> _Supplied data_
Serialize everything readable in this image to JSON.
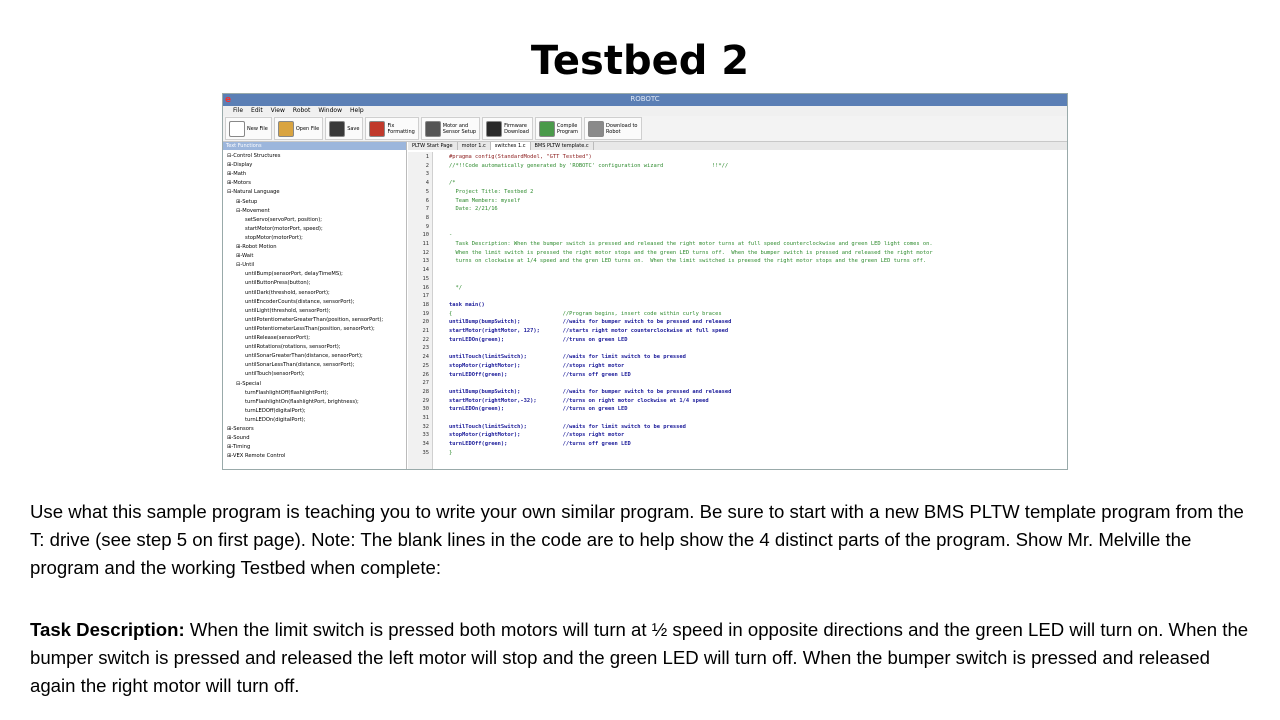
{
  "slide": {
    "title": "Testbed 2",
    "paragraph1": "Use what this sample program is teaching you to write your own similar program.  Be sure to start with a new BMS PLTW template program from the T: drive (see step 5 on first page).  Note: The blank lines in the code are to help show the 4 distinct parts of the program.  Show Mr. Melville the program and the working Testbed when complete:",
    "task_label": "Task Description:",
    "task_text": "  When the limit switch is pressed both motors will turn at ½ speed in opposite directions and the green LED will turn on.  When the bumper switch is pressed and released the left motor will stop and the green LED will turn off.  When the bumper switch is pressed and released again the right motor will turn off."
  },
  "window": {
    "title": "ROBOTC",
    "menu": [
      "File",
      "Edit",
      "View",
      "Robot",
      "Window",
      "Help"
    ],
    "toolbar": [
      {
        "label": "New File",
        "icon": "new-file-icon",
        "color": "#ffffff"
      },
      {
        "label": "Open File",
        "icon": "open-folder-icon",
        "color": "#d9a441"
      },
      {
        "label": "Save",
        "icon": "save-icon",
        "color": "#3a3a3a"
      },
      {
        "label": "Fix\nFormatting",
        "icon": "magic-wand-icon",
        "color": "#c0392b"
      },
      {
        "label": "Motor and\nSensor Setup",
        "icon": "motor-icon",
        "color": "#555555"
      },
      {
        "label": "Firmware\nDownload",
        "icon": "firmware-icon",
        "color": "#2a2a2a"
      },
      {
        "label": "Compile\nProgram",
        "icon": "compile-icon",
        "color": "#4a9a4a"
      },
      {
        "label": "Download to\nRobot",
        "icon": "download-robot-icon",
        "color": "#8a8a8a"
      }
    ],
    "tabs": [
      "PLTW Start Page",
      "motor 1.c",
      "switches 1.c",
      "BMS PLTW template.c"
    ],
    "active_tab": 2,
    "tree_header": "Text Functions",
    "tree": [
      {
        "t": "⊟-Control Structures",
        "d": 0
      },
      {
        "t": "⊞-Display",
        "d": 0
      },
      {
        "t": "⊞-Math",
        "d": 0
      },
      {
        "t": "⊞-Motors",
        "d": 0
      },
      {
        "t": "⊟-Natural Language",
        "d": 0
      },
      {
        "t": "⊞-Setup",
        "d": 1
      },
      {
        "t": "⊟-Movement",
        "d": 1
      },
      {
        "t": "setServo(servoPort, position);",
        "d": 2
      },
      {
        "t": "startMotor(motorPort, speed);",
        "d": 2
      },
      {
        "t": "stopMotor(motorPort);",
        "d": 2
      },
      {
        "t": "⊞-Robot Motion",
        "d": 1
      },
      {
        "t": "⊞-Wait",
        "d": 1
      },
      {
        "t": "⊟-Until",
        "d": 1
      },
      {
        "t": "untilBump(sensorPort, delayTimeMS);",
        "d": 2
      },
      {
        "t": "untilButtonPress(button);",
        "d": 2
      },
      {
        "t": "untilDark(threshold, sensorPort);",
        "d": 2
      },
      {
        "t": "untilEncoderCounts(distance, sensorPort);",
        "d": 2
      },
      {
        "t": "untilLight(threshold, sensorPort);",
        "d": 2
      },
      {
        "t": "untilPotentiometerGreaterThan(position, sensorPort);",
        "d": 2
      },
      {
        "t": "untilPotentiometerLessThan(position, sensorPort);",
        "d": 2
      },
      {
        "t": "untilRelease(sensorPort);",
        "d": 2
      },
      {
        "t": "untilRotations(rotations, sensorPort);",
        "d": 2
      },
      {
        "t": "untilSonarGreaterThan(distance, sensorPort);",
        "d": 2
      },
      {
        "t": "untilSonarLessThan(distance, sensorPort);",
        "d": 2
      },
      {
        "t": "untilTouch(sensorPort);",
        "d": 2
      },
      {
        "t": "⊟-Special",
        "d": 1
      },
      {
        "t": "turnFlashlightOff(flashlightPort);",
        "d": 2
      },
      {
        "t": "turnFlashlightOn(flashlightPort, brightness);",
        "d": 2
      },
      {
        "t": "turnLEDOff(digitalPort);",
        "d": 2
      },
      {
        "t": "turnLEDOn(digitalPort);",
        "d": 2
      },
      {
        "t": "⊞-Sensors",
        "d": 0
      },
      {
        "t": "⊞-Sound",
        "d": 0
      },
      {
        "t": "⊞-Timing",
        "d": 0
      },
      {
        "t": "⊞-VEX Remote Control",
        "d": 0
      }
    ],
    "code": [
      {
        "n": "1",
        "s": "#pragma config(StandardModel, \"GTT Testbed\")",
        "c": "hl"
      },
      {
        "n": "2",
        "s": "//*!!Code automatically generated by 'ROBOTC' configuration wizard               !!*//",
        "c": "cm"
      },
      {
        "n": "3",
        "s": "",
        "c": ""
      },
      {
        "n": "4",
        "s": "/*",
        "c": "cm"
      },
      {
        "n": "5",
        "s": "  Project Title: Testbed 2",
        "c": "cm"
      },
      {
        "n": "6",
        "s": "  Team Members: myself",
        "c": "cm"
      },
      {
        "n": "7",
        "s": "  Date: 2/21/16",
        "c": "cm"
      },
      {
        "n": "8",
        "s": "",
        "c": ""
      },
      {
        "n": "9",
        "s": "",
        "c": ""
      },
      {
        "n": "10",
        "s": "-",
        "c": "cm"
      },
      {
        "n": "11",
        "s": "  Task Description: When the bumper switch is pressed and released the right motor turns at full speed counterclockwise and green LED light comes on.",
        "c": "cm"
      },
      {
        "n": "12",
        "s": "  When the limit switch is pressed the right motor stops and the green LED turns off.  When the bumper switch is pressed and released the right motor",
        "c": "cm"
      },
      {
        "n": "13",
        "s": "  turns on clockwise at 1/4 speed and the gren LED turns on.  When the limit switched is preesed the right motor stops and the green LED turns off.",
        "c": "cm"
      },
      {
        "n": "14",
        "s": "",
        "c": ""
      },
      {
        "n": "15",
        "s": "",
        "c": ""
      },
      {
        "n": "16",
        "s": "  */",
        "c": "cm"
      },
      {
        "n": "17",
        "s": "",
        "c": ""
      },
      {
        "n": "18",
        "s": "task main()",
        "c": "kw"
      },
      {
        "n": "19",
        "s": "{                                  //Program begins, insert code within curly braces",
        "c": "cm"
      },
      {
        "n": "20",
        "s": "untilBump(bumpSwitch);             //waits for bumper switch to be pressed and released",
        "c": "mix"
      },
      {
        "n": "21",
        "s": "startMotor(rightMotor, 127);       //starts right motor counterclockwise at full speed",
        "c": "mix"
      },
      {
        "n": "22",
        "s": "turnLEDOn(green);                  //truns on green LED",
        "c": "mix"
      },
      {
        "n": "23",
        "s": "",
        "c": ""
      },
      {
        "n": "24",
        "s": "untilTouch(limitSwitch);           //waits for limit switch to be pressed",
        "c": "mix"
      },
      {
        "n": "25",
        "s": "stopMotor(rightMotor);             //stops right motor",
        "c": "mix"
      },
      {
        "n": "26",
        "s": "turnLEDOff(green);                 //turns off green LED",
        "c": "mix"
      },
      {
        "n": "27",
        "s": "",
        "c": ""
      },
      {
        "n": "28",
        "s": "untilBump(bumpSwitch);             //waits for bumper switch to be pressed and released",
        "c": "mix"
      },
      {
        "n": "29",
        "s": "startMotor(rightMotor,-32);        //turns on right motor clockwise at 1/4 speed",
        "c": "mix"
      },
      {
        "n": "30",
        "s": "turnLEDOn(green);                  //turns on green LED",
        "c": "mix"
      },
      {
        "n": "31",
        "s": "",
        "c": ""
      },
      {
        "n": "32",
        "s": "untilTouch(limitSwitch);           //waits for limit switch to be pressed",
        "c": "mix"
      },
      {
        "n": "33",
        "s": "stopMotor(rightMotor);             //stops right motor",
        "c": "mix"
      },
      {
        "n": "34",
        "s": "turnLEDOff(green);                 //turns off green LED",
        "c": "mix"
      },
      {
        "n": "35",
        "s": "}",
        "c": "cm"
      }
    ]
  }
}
...
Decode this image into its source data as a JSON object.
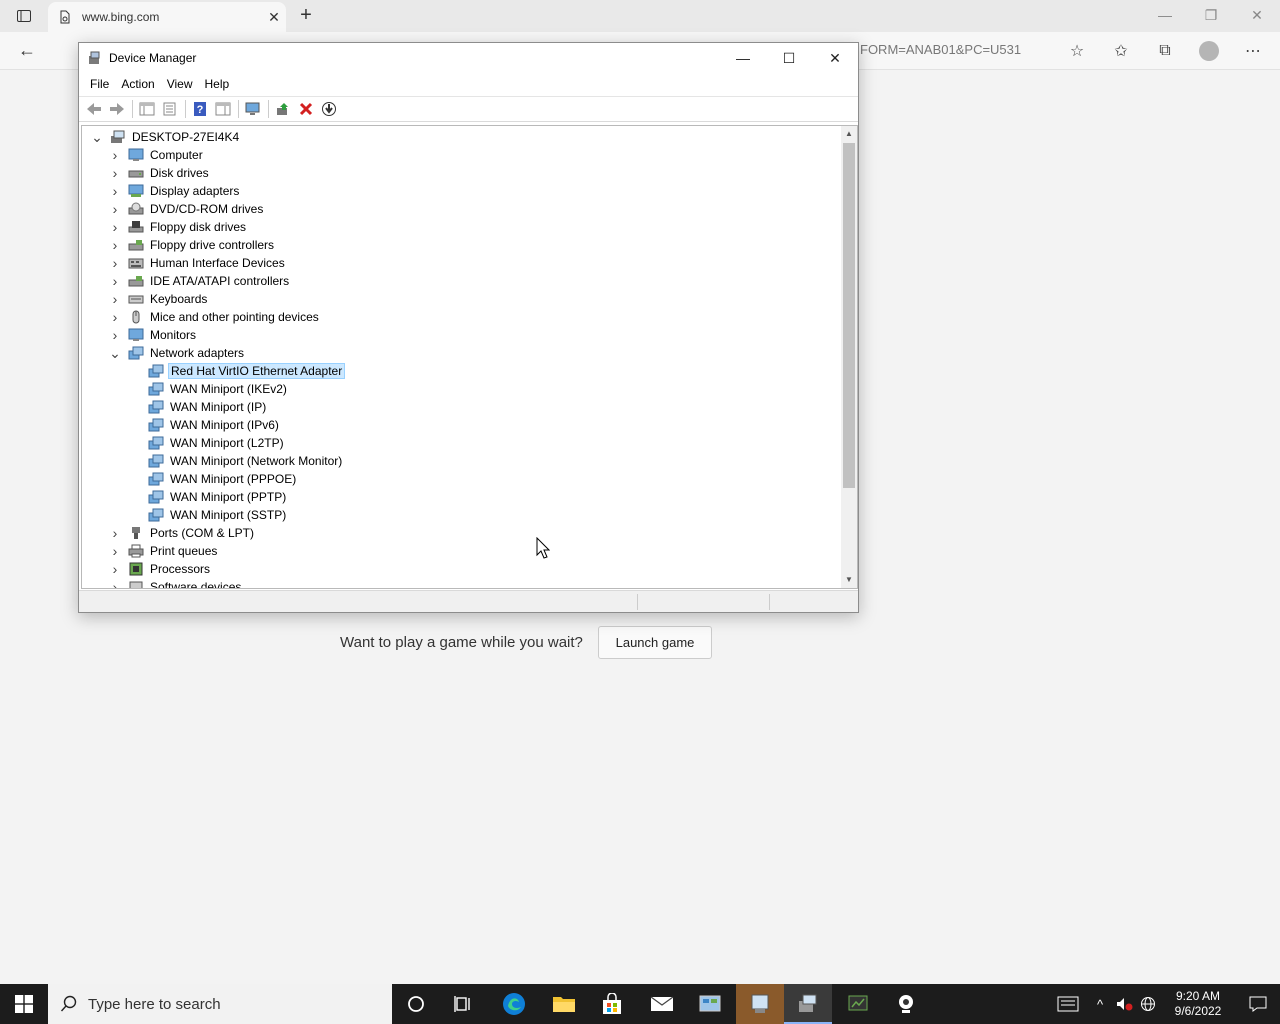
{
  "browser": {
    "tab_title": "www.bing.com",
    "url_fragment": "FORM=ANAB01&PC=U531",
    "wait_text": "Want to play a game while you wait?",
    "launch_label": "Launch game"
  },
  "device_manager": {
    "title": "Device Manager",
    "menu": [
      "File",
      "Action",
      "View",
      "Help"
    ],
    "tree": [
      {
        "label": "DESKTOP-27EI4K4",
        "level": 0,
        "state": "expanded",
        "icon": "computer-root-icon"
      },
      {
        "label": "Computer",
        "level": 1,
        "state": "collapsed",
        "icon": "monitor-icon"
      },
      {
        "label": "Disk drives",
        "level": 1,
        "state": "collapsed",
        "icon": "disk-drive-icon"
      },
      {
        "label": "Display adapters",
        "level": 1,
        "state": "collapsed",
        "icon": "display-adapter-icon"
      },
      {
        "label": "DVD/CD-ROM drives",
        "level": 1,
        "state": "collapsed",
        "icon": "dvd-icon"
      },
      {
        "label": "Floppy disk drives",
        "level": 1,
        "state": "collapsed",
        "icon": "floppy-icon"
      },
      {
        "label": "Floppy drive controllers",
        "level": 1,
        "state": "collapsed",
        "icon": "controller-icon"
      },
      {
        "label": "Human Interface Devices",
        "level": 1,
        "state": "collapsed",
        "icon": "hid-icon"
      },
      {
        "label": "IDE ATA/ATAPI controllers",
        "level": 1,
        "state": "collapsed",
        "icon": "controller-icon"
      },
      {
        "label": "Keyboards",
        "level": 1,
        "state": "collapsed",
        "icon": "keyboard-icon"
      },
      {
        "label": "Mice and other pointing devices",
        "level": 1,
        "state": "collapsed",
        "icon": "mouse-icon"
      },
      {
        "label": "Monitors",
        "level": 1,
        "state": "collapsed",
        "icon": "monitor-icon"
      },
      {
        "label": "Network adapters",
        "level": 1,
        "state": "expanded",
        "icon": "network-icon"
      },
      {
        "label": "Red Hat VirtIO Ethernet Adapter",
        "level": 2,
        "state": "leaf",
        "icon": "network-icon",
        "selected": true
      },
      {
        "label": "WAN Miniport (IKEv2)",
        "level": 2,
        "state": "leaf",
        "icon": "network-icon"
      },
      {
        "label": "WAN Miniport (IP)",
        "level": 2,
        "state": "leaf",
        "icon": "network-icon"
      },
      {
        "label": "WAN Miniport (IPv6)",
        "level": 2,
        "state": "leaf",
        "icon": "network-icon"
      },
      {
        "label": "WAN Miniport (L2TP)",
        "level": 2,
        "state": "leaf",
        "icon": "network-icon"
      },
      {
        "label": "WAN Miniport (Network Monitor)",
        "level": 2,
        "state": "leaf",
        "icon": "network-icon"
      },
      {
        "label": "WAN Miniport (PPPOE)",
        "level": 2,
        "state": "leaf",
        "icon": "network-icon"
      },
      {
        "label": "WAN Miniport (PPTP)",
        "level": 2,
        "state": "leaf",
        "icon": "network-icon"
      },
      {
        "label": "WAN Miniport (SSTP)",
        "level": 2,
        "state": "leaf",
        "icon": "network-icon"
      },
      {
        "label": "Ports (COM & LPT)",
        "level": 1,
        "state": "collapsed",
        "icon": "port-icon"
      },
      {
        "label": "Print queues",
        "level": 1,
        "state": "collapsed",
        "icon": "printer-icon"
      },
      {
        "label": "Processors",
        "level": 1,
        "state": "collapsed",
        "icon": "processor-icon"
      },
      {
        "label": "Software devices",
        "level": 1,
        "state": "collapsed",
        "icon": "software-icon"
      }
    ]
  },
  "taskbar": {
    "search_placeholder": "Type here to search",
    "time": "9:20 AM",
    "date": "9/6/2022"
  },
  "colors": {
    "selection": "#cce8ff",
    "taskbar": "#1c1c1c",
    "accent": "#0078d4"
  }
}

> _Instruction_
Give the number of lines in the data that contain "ROBOTC", with no other words.

> _Completed task_
2